[Collected data]

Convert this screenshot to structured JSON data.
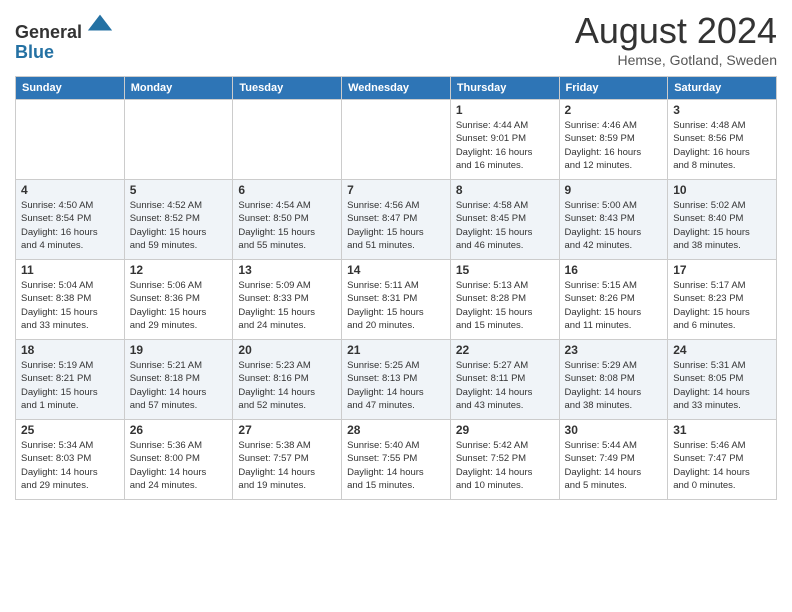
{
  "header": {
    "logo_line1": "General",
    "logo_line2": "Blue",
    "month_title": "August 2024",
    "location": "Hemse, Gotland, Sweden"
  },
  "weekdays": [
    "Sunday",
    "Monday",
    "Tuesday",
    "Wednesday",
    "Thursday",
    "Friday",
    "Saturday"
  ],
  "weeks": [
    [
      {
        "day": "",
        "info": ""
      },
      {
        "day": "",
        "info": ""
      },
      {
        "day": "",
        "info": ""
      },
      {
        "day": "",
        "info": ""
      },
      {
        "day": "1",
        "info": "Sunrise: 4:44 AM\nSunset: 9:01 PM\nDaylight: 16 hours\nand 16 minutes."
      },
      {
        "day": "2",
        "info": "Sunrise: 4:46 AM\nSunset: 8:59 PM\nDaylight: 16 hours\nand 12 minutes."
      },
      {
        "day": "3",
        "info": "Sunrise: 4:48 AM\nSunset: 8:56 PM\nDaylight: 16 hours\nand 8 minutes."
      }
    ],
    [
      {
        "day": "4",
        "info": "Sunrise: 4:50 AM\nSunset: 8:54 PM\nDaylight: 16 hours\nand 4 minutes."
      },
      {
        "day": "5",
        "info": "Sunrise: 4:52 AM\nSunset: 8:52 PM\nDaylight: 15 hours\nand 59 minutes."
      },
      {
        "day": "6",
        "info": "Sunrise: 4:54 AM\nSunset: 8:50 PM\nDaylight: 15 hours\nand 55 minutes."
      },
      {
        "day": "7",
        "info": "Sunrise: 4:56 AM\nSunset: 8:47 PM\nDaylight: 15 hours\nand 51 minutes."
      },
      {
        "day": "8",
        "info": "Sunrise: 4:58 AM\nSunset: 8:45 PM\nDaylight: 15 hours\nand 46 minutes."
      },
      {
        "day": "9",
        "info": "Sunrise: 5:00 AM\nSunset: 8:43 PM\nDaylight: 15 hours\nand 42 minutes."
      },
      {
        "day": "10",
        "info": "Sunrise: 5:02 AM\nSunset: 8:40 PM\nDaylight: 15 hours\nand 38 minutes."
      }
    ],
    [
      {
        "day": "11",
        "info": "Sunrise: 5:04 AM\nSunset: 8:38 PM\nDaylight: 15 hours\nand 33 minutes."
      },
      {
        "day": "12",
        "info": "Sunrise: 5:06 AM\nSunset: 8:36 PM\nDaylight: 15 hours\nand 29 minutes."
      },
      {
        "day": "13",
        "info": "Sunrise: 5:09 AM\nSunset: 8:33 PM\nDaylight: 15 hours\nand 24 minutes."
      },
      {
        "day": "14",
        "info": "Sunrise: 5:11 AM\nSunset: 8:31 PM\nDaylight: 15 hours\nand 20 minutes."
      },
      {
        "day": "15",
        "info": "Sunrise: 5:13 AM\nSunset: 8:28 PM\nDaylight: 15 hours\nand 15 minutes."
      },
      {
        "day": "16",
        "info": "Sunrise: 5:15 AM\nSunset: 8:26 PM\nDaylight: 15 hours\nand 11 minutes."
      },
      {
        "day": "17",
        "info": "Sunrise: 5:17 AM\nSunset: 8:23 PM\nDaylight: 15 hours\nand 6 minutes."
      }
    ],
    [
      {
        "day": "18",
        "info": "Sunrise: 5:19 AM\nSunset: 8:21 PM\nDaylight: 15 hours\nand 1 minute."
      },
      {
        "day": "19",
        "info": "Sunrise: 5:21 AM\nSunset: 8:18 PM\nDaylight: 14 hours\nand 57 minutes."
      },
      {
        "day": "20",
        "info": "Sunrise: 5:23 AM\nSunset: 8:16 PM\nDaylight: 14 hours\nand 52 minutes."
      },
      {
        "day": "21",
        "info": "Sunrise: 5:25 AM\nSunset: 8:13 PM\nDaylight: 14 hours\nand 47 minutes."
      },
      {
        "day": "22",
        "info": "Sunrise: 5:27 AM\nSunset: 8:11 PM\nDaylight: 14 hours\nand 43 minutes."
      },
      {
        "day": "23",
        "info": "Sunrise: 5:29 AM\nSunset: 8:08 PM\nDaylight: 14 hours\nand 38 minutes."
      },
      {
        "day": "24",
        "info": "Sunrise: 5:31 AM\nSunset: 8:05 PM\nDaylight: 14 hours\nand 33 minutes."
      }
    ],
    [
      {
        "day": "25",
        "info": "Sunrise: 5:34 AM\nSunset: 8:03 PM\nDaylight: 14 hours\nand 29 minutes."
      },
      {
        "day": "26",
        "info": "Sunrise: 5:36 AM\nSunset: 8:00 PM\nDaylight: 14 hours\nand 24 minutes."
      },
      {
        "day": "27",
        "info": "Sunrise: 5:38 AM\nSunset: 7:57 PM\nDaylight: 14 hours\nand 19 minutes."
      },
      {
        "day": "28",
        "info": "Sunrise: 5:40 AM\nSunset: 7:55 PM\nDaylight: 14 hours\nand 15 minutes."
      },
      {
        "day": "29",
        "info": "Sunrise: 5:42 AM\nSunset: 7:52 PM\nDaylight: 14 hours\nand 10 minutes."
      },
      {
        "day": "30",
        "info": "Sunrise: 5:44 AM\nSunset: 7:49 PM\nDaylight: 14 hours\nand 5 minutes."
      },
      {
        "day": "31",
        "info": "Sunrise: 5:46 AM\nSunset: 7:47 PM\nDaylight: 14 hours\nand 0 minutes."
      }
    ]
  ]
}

* * *

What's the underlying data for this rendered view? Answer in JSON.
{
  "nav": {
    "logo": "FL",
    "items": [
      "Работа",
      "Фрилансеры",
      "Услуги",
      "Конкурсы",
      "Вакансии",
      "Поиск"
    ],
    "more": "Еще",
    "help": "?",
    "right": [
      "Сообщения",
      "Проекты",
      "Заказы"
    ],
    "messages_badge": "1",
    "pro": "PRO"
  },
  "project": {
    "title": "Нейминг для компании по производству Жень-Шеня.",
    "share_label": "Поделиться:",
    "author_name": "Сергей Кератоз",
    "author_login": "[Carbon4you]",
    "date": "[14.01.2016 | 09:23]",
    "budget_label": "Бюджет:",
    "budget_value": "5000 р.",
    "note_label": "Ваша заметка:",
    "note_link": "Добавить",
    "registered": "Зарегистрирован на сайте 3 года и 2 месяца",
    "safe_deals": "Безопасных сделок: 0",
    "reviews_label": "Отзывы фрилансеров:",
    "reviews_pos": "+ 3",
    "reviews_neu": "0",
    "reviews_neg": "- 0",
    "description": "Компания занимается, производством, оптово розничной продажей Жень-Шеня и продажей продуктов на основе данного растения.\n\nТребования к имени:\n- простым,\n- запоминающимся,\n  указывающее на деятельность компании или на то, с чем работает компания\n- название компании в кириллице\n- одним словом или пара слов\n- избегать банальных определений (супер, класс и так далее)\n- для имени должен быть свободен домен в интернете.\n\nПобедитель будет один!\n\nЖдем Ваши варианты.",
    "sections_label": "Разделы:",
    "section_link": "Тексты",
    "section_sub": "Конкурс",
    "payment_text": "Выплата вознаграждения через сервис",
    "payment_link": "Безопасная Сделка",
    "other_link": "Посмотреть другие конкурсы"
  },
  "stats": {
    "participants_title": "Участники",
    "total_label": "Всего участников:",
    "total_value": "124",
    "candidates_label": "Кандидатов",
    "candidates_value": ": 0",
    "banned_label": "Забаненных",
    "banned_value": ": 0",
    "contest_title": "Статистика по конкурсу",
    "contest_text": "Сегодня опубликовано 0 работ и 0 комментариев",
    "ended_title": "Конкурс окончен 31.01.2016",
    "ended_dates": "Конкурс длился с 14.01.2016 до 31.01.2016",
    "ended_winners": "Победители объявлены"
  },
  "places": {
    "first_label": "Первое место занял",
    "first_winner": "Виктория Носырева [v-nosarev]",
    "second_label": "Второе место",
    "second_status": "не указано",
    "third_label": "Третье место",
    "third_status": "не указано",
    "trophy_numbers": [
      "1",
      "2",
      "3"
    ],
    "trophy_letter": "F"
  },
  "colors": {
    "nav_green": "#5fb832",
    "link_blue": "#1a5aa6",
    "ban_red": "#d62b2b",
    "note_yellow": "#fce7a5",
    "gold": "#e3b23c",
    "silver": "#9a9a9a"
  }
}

* Objective *
Identify all lines where the word "JSON" shows up. Copy them.

* Task solution *
Convert this screenshot to structured JSON data.
What's the underlying data for this rendered view? Answer in JSON.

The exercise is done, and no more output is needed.